**DIRECTIONS**
Collect every line of the records below that contains the word "Figure".
DATA RECORDS Start Marker
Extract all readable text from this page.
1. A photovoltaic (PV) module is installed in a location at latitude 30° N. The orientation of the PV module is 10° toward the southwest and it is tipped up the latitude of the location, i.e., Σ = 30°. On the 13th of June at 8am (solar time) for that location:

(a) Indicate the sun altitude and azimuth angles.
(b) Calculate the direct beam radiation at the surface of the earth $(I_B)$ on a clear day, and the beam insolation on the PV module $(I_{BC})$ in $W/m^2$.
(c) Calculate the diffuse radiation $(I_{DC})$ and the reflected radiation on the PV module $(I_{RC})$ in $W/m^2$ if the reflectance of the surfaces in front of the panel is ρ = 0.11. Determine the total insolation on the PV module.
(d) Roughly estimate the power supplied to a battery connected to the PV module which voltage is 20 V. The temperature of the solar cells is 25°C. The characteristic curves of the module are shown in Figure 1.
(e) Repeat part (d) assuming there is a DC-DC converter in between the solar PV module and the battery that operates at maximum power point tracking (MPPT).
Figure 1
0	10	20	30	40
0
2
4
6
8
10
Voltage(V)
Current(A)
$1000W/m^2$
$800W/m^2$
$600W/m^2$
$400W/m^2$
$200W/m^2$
DATA RECORDS End Marker
**COMPLETED TASK**
(d) Roughly estimate the power supplied to a battery connected to the PV module which voltage is 20 V. The temperature of the solar cells is 25°C. The characteristic curves of the module are shown in Figure 1.
Figure 1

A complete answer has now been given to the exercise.